▸ **Task**
Look below and pull out each line with the word "American".

▸ **Provided records**
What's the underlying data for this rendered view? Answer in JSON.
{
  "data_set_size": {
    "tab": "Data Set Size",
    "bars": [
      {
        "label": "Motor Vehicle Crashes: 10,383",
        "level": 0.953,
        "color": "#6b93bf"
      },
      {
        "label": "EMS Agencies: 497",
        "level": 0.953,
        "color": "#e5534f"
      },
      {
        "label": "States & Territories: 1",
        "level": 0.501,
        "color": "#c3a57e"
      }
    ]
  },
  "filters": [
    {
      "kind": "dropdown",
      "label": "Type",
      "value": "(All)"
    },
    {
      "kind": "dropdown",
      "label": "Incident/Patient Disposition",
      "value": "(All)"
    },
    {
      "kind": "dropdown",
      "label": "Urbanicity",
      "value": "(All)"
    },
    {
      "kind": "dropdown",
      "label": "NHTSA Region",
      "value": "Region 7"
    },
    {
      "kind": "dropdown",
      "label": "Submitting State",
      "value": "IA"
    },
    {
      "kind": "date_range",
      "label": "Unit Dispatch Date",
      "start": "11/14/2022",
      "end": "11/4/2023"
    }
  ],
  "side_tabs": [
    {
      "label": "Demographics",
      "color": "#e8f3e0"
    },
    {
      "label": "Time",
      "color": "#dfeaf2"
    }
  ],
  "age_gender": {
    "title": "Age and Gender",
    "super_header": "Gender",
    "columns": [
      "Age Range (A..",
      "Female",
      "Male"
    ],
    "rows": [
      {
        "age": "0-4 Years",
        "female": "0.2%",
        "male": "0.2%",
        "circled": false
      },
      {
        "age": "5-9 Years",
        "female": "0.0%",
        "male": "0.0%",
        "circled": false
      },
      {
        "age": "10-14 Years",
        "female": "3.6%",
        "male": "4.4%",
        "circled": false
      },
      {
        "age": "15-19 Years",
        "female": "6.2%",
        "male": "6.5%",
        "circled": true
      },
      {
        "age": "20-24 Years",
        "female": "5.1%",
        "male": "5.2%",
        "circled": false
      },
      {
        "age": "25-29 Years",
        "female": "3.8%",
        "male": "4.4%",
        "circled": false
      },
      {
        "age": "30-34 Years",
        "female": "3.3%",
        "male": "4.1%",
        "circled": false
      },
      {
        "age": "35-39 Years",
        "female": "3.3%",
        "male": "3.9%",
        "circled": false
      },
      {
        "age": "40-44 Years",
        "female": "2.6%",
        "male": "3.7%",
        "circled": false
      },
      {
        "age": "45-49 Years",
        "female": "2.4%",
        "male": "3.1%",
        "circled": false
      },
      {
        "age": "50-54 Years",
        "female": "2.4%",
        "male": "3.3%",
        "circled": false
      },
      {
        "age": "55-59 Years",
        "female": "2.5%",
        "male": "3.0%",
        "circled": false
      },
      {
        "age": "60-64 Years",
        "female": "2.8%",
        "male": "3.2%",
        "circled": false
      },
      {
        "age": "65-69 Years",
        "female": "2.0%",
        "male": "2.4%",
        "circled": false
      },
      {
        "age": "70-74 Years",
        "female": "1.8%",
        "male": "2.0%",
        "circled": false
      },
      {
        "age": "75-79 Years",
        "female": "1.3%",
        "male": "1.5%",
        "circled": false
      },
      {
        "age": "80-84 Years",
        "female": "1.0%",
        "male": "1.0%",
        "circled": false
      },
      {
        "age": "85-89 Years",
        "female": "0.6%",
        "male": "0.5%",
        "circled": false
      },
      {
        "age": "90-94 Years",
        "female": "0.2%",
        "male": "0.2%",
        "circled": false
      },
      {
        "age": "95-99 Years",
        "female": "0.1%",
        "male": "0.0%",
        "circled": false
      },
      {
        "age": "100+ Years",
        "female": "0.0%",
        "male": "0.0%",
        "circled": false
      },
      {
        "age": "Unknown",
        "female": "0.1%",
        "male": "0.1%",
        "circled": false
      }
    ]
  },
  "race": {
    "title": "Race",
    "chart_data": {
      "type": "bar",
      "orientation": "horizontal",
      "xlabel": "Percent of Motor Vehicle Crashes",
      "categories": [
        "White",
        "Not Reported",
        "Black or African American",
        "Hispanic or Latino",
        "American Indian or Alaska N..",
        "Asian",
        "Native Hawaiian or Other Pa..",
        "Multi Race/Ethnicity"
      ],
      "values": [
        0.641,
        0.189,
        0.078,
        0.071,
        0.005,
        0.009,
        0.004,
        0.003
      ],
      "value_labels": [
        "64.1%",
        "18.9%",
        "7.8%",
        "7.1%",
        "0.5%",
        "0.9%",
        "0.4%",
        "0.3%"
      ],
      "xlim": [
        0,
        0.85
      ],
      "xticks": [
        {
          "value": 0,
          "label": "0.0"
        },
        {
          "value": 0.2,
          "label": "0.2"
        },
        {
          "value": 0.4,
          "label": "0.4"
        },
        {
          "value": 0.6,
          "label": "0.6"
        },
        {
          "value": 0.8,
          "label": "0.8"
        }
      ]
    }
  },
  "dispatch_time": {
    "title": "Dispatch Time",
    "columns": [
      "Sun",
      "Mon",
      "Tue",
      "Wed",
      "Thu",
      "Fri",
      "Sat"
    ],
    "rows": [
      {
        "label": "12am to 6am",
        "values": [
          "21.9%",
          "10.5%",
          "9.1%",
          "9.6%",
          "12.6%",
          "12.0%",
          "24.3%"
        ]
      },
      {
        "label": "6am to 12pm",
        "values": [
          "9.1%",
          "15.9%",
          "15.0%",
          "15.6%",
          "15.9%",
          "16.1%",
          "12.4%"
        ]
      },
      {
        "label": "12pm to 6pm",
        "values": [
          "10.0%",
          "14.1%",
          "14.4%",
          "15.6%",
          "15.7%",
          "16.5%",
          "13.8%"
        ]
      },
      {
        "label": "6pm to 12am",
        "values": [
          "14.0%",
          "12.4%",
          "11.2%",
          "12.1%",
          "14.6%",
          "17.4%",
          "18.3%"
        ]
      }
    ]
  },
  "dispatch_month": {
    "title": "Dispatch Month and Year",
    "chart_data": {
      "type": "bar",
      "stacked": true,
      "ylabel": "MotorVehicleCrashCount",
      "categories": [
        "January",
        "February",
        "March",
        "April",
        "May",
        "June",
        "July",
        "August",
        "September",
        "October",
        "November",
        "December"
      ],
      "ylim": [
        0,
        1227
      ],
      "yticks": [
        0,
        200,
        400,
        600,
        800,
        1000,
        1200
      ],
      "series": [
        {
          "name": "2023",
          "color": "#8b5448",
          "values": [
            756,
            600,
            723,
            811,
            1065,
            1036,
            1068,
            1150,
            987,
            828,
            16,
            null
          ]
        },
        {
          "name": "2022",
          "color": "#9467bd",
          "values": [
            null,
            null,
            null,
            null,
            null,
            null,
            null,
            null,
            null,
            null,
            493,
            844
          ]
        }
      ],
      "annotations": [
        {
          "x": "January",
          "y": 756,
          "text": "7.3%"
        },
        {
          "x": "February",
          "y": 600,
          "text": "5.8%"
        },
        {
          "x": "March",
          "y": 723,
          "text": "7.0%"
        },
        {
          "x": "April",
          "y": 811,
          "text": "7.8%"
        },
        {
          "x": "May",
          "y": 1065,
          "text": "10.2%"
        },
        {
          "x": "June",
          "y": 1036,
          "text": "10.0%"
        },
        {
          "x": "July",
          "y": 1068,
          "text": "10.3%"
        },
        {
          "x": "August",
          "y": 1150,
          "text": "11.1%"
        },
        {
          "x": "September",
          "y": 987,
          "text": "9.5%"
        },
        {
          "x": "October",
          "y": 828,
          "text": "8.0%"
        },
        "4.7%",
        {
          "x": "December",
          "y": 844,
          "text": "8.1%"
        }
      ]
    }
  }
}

▸ **Result**
        "Black or African American",
        "American Indian or Alaska N..",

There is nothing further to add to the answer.